-- CHALLENGE --
Write out every record below exactly as it appears.
··· RECORDS FOR THE TASK ···
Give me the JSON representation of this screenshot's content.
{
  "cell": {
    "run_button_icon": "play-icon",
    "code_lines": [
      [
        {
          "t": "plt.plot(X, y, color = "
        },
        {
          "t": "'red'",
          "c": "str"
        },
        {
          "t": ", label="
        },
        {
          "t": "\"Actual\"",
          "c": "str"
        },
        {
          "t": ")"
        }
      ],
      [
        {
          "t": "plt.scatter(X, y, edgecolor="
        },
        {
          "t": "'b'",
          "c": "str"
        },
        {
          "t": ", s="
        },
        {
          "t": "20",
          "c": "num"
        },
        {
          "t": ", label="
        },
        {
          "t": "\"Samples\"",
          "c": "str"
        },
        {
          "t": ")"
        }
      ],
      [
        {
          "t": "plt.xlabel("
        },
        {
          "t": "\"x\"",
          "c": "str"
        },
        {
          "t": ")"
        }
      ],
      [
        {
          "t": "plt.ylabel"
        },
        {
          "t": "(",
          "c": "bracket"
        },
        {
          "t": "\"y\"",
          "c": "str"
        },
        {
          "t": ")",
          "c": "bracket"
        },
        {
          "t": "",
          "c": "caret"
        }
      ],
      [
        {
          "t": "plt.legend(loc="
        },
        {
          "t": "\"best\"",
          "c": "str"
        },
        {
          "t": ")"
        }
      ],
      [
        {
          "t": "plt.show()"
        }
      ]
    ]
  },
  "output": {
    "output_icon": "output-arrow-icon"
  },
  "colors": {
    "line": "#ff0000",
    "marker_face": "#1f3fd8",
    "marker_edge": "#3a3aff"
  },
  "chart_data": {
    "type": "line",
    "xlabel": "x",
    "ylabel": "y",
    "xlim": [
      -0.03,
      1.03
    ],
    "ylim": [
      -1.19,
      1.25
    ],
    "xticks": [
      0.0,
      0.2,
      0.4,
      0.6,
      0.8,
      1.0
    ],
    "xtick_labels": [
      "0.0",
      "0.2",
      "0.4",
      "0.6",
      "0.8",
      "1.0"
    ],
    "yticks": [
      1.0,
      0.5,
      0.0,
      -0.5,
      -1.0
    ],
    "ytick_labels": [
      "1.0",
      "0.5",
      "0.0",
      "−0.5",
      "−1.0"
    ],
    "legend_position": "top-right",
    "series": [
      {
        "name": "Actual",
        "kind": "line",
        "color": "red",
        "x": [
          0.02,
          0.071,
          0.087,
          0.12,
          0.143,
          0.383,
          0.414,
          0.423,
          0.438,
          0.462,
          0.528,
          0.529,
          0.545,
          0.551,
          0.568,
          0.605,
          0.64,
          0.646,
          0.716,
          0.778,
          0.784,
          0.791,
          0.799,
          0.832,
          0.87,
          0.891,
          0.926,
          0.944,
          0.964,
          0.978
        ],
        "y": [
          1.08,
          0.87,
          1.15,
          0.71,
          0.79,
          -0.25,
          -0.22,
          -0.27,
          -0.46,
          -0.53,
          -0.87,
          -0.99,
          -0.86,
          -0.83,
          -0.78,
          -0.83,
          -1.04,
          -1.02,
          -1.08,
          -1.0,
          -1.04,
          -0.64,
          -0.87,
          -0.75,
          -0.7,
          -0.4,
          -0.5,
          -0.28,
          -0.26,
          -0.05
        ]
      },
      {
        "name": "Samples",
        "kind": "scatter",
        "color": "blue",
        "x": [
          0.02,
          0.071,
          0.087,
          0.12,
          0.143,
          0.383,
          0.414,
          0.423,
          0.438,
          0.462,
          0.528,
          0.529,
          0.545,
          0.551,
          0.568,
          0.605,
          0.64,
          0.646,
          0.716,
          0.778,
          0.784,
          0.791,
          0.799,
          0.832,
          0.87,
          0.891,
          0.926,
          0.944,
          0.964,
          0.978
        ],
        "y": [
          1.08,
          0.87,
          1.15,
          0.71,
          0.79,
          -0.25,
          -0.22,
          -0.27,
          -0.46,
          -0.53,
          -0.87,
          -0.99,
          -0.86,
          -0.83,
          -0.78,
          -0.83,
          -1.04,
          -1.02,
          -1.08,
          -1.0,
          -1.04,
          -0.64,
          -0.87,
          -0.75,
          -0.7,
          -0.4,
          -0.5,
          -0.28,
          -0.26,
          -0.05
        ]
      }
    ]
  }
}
···
-- EXPECTED ANSWER --
Give me the JSON representation of this screenshot's content.
{
  "cell": {
    "run_button_icon": "play-icon",
    "code_lines": [
      [
        {
          "t": "plt.plot(X, y, color = "
        },
        {
          "t": "'red'",
          "c": "str"
        },
        {
          "t": ", label="
        },
        {
          "t": "\"Actual\"",
          "c": "str"
        },
        {
          "t": ")"
        }
      ],
      [
        {
          "t": "plt.scatter(X, y, edgecolor="
        },
        {
          "t": "'b'",
          "c": "str"
        },
        {
          "t": ", s="
        },
        {
          "t": "20",
          "c": "num"
        },
        {
          "t": ", label="
        },
        {
          "t": "\"Samples\"",
          "c": "str"
        },
        {
          "t": ")"
        }
      ],
      [
        {
          "t": "plt.xlabel("
        },
        {
          "t": "\"x\"",
          "c": "str"
        },
        {
          "t": ")"
        }
      ],
      [
        {
          "t": "plt.ylabel"
        },
        {
          "t": "(",
          "c": "bracket"
        },
        {
          "t": "\"y\"",
          "c": "str"
        },
        {
          "t": ")",
          "c": "bracket"
        },
        {
          "t": "",
          "c": "caret"
        }
      ],
      [
        {
          "t": "plt.legend(loc="
        },
        {
          "t": "\"best\"",
          "c": "str"
        },
        {
          "t": ")"
        }
      ],
      [
        {
          "t": "plt.show()"
        }
      ]
    ]
  },
  "output": {
    "output_icon": "output-arrow-icon"
  },
  "colors": {
    "line": "#ff0000",
    "marker_face": "#1f3fd8",
    "marker_edge": "#3a3aff"
  },
  "chart_data": {
    "type": "line",
    "xlabel": "x",
    "ylabel": "y",
    "xlim": [
      -0.03,
      1.03
    ],
    "ylim": [
      -1.19,
      1.25
    ],
    "xticks": [
      0.0,
      0.2,
      0.4,
      0.6,
      0.8,
      1.0
    ],
    "xtick_labels": [
      "0.0",
      "0.2",
      "0.4",
      "0.6",
      "0.8",
      "1.0"
    ],
    "yticks": [
      1.0,
      0.5,
      0.0,
      -0.5,
      -1.0
    ],
    "ytick_labels": [
      "1.0",
      "0.5",
      "0.0",
      "−0.5",
      "−1.0"
    ],
    "legend_position": "top-right",
    "series": [
      {
        "name": "Actual",
        "kind": "line",
        "color": "red",
        "x": [
          0.02,
          0.071,
          0.087,
          0.12,
          0.143,
          0.383,
          0.414,
          0.423,
          0.438,
          0.462,
          0.528,
          0.529,
          0.545,
          0.551,
          0.568,
          0.605,
          0.64,
          0.646,
          0.716,
          0.778,
          0.784,
          0.791,
          0.799,
          0.832,
          0.87,
          0.891,
          0.926,
          0.944,
          0.964,
          0.978
        ],
        "y": [
          1.08,
          0.87,
          1.15,
          0.71,
          0.79,
          -0.25,
          -0.22,
          -0.27,
          -0.46,
          -0.53,
          -0.87,
          -0.99,
          -0.86,
          -0.83,
          -0.78,
          -0.83,
          -1.04,
          -1.02,
          -1.08,
          -1.0,
          -1.04,
          -0.64,
          -0.87,
          -0.75,
          -0.7,
          -0.4,
          -0.5,
          -0.28,
          -0.26,
          -0.05
        ]
      },
      {
        "name": "Samples",
        "kind": "scatter",
        "color": "blue",
        "x": [
          0.02,
          0.071,
          0.087,
          0.12,
          0.143,
          0.383,
          0.414,
          0.423,
          0.438,
          0.462,
          0.528,
          0.529,
          0.545,
          0.551,
          0.568,
          0.605,
          0.64,
          0.646,
          0.716,
          0.778,
          0.784,
          0.791,
          0.799,
          0.832,
          0.87,
          0.891,
          0.926,
          0.944,
          0.964,
          0.978
        ],
        "y": [
          1.08,
          0.87,
          1.15,
          0.71,
          0.79,
          -0.25,
          -0.22,
          -0.27,
          -0.46,
          -0.53,
          -0.87,
          -0.99,
          -0.86,
          -0.83,
          -0.78,
          -0.83,
          -1.04,
          -1.02,
          -1.08,
          -1.0,
          -1.04,
          -0.64,
          -0.87,
          -0.75,
          -0.7,
          -0.4,
          -0.5,
          -0.28,
          -0.26,
          -0.05
        ]
      }
    ]
  }
}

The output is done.